◆ Raw data:
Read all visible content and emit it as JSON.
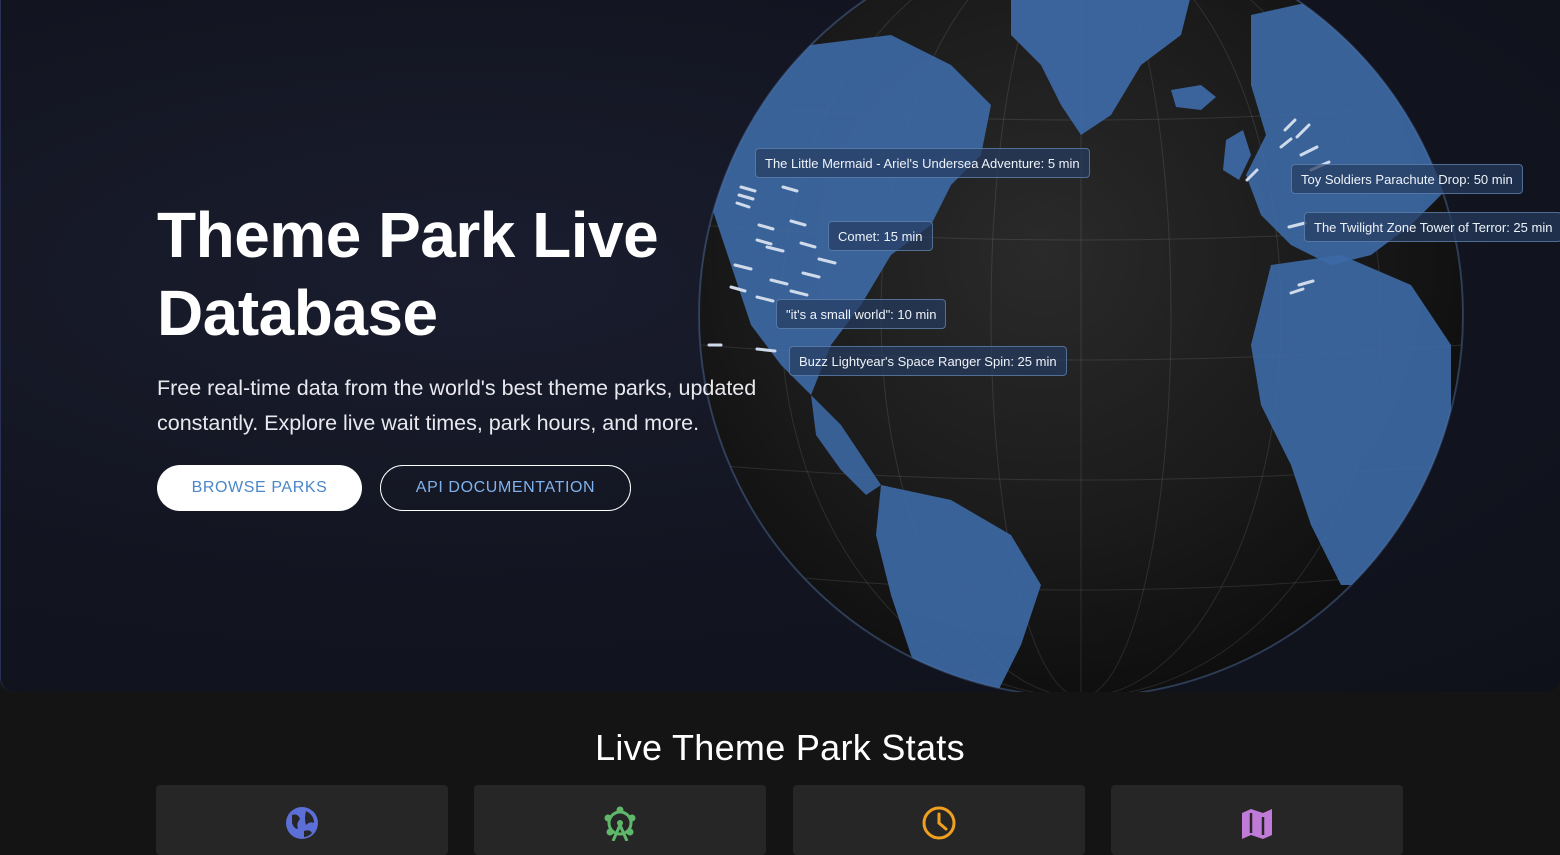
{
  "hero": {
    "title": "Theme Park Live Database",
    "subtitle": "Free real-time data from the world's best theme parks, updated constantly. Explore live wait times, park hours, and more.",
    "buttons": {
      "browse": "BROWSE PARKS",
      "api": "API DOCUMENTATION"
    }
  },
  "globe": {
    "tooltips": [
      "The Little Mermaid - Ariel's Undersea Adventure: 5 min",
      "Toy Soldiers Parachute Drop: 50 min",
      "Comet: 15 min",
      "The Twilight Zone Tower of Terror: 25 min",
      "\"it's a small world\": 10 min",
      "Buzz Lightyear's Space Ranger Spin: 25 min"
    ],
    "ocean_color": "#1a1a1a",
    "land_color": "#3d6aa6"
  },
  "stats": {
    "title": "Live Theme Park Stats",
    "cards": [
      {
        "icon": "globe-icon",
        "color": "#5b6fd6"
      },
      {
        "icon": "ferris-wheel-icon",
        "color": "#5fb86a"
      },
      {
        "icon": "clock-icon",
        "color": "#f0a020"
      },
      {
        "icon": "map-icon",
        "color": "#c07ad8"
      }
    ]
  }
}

---

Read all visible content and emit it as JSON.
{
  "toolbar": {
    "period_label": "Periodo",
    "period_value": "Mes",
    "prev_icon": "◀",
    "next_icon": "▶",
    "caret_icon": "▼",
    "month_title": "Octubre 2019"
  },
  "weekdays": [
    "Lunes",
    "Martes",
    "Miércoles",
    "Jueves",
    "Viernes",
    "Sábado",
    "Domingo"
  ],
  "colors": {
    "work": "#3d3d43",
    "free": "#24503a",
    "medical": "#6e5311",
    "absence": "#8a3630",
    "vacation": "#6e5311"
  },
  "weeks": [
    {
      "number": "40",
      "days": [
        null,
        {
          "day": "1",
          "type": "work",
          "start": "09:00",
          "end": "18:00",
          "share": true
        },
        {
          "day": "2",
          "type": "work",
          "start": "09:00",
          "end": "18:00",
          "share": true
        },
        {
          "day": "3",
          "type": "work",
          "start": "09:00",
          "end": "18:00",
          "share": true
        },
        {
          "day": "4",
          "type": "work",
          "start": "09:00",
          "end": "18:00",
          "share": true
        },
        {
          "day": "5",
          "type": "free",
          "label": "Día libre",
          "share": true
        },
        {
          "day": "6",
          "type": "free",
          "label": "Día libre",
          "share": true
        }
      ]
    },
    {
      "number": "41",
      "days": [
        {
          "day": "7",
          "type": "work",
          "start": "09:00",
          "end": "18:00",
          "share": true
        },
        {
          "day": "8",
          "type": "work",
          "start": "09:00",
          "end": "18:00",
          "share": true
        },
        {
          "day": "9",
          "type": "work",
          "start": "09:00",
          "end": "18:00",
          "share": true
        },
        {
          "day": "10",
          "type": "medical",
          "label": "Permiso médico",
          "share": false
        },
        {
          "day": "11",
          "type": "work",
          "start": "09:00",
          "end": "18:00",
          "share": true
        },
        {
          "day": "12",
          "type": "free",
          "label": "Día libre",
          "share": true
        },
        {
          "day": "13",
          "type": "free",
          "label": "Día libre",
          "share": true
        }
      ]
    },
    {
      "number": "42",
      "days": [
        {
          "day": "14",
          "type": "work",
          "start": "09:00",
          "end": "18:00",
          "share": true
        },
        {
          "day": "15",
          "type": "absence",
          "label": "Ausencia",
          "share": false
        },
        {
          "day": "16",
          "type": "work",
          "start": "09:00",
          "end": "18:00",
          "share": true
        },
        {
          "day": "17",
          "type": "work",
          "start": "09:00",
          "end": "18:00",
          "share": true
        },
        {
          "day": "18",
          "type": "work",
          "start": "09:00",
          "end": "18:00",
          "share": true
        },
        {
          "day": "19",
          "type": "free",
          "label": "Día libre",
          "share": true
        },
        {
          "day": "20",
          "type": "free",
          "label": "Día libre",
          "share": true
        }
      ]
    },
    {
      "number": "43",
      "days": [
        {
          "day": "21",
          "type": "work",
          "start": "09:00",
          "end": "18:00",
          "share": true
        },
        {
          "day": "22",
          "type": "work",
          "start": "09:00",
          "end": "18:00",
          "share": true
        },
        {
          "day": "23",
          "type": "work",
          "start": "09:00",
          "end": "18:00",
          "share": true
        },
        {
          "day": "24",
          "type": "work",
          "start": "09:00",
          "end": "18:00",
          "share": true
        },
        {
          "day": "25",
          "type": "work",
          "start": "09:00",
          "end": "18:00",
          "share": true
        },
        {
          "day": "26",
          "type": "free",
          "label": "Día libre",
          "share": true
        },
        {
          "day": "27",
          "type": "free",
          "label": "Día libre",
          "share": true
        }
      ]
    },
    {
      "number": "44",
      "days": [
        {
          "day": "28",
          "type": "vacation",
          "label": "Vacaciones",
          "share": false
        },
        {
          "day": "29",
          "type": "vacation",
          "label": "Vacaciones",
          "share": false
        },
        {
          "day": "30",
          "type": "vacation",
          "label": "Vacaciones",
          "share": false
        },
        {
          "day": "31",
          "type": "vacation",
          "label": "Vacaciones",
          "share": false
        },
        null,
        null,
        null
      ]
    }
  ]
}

==

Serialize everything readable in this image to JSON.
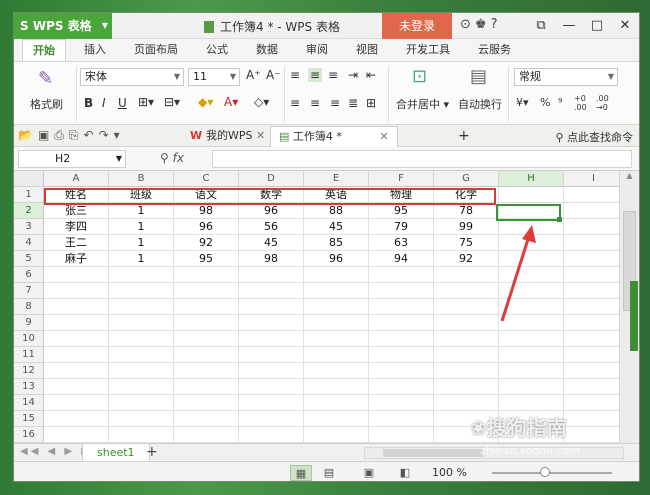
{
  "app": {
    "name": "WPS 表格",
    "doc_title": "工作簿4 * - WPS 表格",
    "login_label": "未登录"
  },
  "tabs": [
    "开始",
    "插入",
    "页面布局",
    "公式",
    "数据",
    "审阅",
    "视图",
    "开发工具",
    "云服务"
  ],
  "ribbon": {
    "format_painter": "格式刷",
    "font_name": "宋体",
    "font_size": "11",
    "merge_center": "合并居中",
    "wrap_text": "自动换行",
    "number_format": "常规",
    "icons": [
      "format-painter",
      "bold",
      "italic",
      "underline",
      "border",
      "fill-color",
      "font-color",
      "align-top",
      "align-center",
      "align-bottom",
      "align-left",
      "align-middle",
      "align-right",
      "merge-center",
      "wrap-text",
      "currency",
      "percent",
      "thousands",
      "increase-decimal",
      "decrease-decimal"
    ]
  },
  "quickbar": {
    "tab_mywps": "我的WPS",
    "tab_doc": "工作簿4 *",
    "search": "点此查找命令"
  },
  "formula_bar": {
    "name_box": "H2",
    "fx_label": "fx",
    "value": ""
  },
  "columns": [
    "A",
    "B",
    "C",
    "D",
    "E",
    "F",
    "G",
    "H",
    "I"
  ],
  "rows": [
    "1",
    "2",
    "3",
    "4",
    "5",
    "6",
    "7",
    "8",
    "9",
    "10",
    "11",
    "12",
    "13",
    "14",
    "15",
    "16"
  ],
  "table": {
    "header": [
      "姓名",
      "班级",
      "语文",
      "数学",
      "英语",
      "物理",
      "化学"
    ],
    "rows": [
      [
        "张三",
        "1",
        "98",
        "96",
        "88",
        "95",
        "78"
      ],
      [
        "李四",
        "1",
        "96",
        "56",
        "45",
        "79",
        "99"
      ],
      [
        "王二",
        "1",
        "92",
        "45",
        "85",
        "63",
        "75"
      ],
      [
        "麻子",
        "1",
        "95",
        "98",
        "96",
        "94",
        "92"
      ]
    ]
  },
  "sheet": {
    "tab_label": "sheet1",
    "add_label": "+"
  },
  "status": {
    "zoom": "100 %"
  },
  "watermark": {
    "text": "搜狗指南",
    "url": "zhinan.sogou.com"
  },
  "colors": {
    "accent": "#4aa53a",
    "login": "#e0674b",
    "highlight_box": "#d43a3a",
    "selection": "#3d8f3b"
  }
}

◆ Work to complete:
All lines above with "decimal" in them should be returned.

◆ Written answer:
      "increase-decimal",
      "decrease-decimal"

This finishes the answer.